THE REQUEST
Produce an exact copy of all the records.

— START OF LISTING —

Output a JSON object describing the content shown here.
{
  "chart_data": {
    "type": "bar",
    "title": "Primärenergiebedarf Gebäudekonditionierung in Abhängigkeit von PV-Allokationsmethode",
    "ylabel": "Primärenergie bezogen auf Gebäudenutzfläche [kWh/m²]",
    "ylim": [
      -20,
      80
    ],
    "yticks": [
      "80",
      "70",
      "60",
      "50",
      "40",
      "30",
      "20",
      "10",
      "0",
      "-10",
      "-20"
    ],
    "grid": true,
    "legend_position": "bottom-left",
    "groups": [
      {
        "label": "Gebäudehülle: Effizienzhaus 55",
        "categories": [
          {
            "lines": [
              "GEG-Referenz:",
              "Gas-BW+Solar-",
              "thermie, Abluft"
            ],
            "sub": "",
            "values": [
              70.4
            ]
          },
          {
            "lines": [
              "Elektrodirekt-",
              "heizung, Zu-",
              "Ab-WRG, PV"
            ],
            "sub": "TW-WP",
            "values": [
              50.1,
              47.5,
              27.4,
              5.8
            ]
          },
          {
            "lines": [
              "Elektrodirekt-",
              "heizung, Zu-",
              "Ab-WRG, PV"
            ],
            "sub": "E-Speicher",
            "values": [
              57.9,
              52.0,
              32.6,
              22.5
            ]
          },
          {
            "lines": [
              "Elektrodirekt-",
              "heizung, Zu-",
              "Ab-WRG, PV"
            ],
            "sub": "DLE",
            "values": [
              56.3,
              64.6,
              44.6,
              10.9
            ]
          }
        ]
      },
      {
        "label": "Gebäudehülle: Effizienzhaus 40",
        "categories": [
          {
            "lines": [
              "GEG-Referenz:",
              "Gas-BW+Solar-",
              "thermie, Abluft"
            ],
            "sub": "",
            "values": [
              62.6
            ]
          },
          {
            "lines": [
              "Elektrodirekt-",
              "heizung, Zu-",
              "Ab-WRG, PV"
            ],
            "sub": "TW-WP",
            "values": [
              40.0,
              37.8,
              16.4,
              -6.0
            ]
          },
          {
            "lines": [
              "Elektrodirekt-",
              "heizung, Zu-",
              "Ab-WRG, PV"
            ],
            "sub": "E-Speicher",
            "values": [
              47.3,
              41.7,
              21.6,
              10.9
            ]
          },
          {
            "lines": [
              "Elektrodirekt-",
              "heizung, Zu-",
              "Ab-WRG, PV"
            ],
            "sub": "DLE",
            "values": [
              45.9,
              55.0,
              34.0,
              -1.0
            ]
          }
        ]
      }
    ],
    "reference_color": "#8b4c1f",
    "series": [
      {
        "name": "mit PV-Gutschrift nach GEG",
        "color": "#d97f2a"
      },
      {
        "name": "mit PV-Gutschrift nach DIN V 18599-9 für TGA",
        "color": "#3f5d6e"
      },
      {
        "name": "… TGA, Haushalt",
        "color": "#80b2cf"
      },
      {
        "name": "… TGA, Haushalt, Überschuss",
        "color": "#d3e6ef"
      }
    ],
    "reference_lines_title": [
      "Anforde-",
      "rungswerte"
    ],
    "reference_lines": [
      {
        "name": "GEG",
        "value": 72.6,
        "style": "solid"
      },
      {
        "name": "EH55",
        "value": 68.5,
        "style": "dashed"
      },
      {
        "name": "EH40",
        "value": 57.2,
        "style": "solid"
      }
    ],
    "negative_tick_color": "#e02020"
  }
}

— END OF LISTING —

SOLUTION TO THIS TASK
Output a JSON object describing the content shown here.
{
  "chart_data": {
    "type": "bar",
    "title": "Primärenergiebedarf Gebäudekonditionierung in Abhängigkeit von PV-Allokationsmethode",
    "ylabel": "Primärenergie bezogen auf Gebäudenutzfläche [kWh/m²]",
    "ylim": [
      -20,
      80
    ],
    "yticks": [
      "80",
      "70",
      "60",
      "50",
      "40",
      "30",
      "20",
      "10",
      "0",
      "-10",
      "-20"
    ],
    "grid": true,
    "legend_position": "bottom-left",
    "groups": [
      {
        "label": "Gebäudehülle: Effizienzhaus 55",
        "categories": [
          {
            "lines": [
              "GEG-Referenz:",
              "Gas-BW+Solar-",
              "thermie, Abluft"
            ],
            "sub": "",
            "values": [
              70.4
            ]
          },
          {
            "lines": [
              "Elektrodirekt-",
              "heizung, Zu-",
              "Ab-WRG, PV"
            ],
            "sub": "TW-WP",
            "values": [
              50.1,
              47.5,
              27.4,
              5.8
            ]
          },
          {
            "lines": [
              "Elektrodirekt-",
              "heizung, Zu-",
              "Ab-WRG, PV"
            ],
            "sub": "E-Speicher",
            "values": [
              57.9,
              52.0,
              32.6,
              22.5
            ]
          },
          {
            "lines": [
              "Elektrodirekt-",
              "heizung, Zu-",
              "Ab-WRG, PV"
            ],
            "sub": "DLE",
            "values": [
              56.3,
              64.6,
              44.6,
              10.9
            ]
          }
        ]
      },
      {
        "label": "Gebäudehülle: Effizienzhaus 40",
        "categories": [
          {
            "lines": [
              "GEG-Referenz:",
              "Gas-BW+Solar-",
              "thermie, Abluft"
            ],
            "sub": "",
            "values": [
              62.6
            ]
          },
          {
            "lines": [
              "Elektrodirekt-",
              "heizung, Zu-",
              "Ab-WRG, PV"
            ],
            "sub": "TW-WP",
            "values": [
              40.0,
              37.8,
              16.4,
              -6.0
            ]
          },
          {
            "lines": [
              "Elektrodirekt-",
              "heizung, Zu-",
              "Ab-WRG, PV"
            ],
            "sub": "E-Speicher",
            "values": [
              47.3,
              41.7,
              21.6,
              10.9
            ]
          },
          {
            "lines": [
              "Elektrodirekt-",
              "heizung, Zu-",
              "Ab-WRG, PV"
            ],
            "sub": "DLE",
            "values": [
              45.9,
              55.0,
              34.0,
              -1.0
            ]
          }
        ]
      }
    ],
    "reference_color": "#8b4c1f",
    "series": [
      {
        "name": "mit PV-Gutschrift nach GEG",
        "color": "#d97f2a"
      },
      {
        "name": "mit PV-Gutschrift nach DIN V 18599-9 für TGA",
        "color": "#3f5d6e"
      },
      {
        "name": "… TGA, Haushalt",
        "color": "#80b2cf"
      },
      {
        "name": "… TGA, Haushalt, Überschuss",
        "color": "#d3e6ef"
      }
    ],
    "reference_lines_title": [
      "Anforde-",
      "rungswerte"
    ],
    "reference_lines": [
      {
        "name": "GEG",
        "value": 72.6,
        "style": "solid"
      },
      {
        "name": "EH55",
        "value": 68.5,
        "style": "dashed"
      },
      {
        "name": "EH40",
        "value": 57.2,
        "style": "solid"
      }
    ],
    "negative_tick_color": "#e02020"
  }
}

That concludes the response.